## [Provided material]

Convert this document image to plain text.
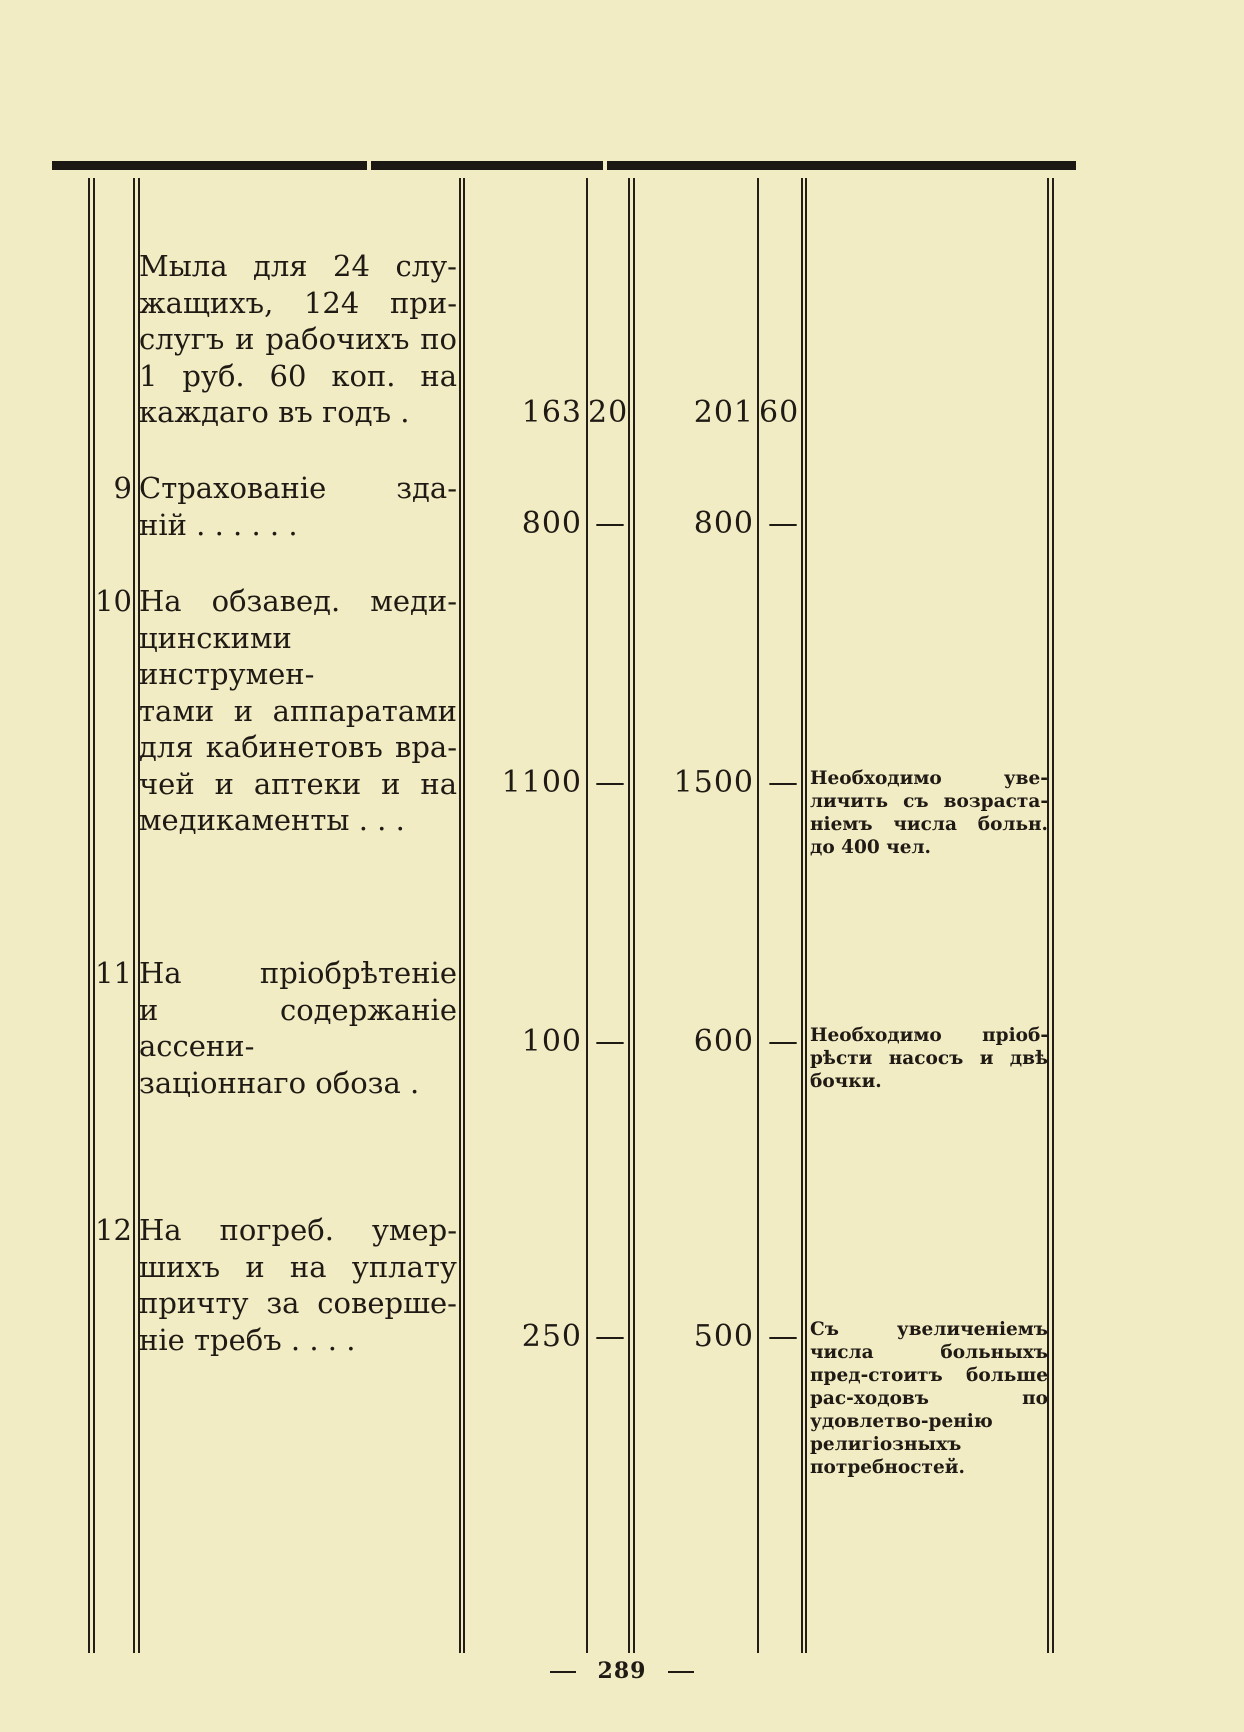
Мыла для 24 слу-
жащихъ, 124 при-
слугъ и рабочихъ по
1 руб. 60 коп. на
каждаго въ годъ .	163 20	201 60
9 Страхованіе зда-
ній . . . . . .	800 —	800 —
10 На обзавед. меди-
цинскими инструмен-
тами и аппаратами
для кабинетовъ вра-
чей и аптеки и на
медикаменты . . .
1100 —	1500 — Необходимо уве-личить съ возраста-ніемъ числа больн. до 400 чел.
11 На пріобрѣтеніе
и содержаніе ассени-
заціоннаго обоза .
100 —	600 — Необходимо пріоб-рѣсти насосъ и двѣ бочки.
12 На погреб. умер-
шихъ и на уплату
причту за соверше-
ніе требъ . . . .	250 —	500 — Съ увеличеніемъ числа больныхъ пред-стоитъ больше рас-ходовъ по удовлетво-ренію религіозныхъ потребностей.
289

==

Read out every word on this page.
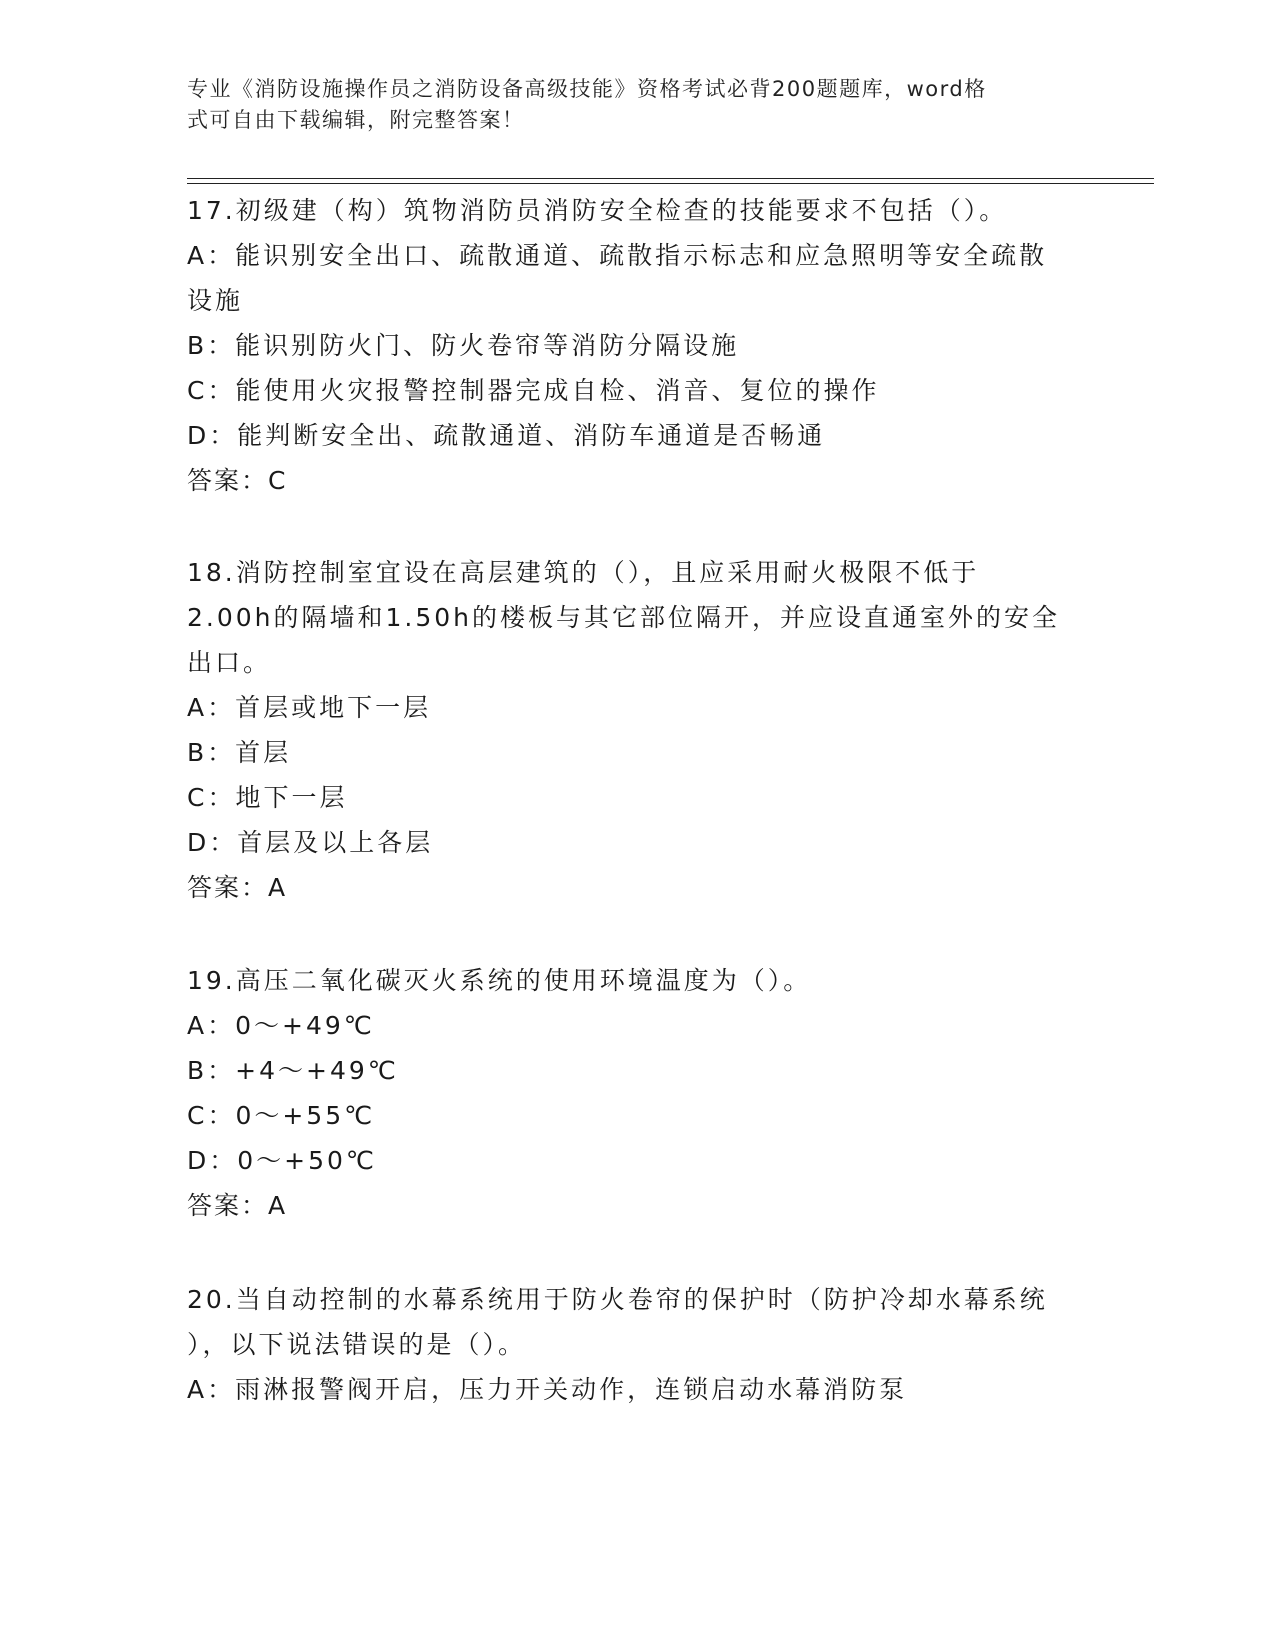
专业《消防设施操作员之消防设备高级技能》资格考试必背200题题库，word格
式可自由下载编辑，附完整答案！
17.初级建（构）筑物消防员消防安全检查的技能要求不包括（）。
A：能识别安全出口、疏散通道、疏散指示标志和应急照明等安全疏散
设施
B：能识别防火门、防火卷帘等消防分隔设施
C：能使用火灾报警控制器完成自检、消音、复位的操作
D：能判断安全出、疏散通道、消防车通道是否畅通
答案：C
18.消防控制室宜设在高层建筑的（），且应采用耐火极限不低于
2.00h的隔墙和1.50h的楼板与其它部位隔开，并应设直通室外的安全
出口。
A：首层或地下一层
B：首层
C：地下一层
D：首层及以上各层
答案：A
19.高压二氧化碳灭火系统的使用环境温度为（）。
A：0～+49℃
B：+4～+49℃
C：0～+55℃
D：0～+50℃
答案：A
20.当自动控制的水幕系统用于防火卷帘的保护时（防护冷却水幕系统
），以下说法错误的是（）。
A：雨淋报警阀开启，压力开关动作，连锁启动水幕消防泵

## [What is being asked]
Read the entries and select each line where the word "疏散通道" is found.

## [Written solution]
A：能识别安全出口、疏散通道、疏散指示标志和应急照明等安全疏散
D：能判断安全出、疏散通道、消防车通道是否畅通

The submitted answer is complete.